PROVIDED RECORDS:
════════════════
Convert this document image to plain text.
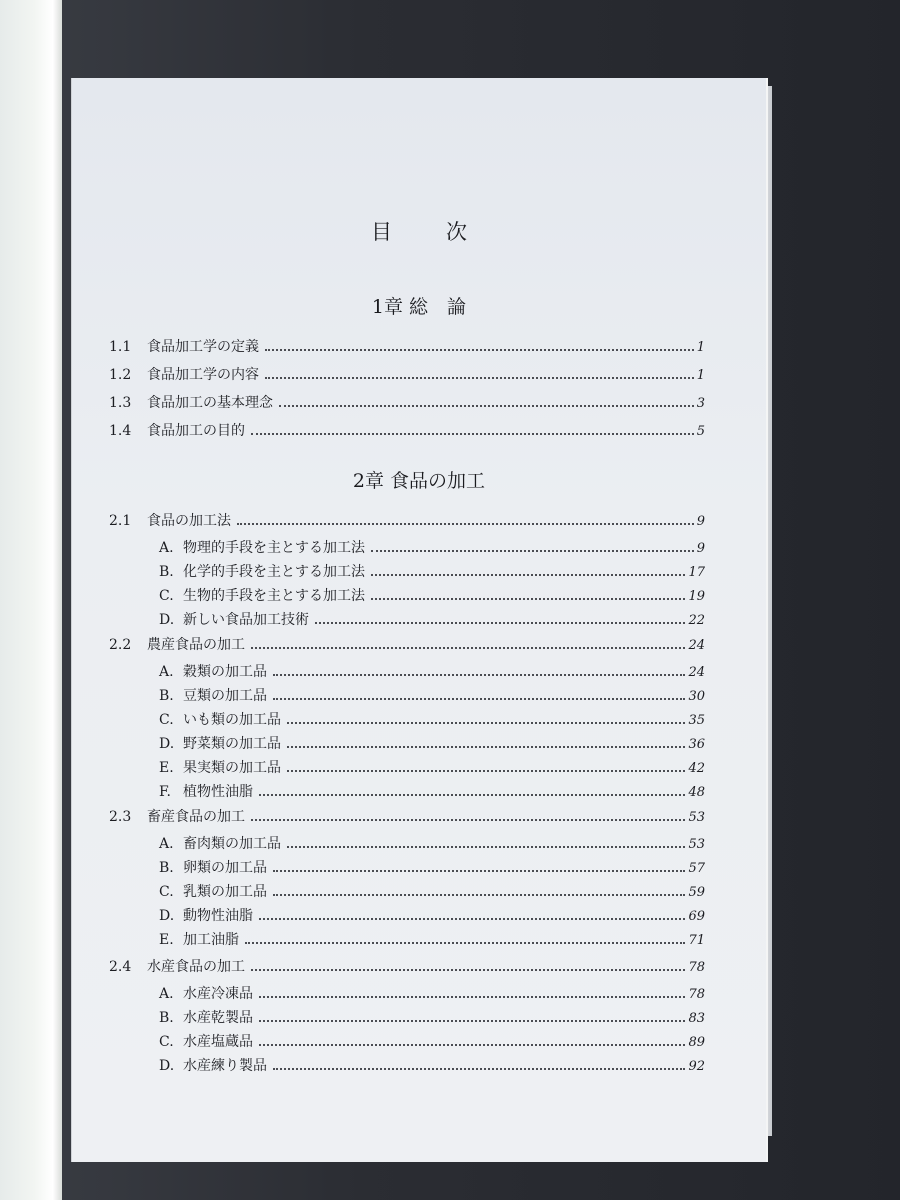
目次
1章 総　論
1.1	食品加工学の定義	1
1.2	食品加工学の内容	1
1.3	食品加工の基本理念	3
1.4	食品加工の目的	5
2章 食品の加工
2.1	食品の加工法	9
A. 物理的手段を主とする加工法	9
B. 化学的手段を主とする加工法	17
C. 生物的手段を主とする加工法	19
D. 新しい食品加工技術	22
2.2	農産食品の加工	24
A. 穀類の加工品	24
B. 豆類の加工品	30
C. いも類の加工品	35
D. 野菜類の加工品	36
E. 果実類の加工品	42
F. 植物性油脂	48
2.3	畜産食品の加工	53
A. 畜肉類の加工品	53
B. 卵類の加工品	57
C. 乳類の加工品	59
D. 動物性油脂	69
E. 加工油脂	71
2.4	水産食品の加工	78
A. 水産冷凍品	78
B. 水産乾製品	83
C. 水産塩蔵品	89
D. 水産練り製品	92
════════════════
WHAT IS ASKED:
Pictures are to be left out; repeat all the remaining data exactly.

ANSWER TO THE PROBLEM:
Convert this document image to plain text.
目次
1章 総　論
1.1	食品加工学の定義	1
1.2	食品加工学の内容	1
1.3	食品加工の基本理念	3
1.4	食品加工の目的	5
2章 食品の加工
2.1	食品の加工法	9
A. 物理的手段を主とする加工法	9
B. 化学的手段を主とする加工法	17
C. 生物的手段を主とする加工法	19
D. 新しい食品加工技術	22
2.2	農産食品の加工	24
A. 穀類の加工品	24
B. 豆類の加工品	30
C. いも類の加工品	35
D. 野菜類の加工品	36
E. 果実類の加工品	42
F. 植物性油脂	48
2.3	畜産食品の加工	53
A. 畜肉類の加工品	53
B. 卵類の加工品	57
C. 乳類の加工品	59
D. 動物性油脂	69
E. 加工油脂	71
2.4	水産食品の加工	78
A. 水産冷凍品	78
B. 水産乾製品	83
C. 水産塩蔵品	89
D. 水産練り製品	92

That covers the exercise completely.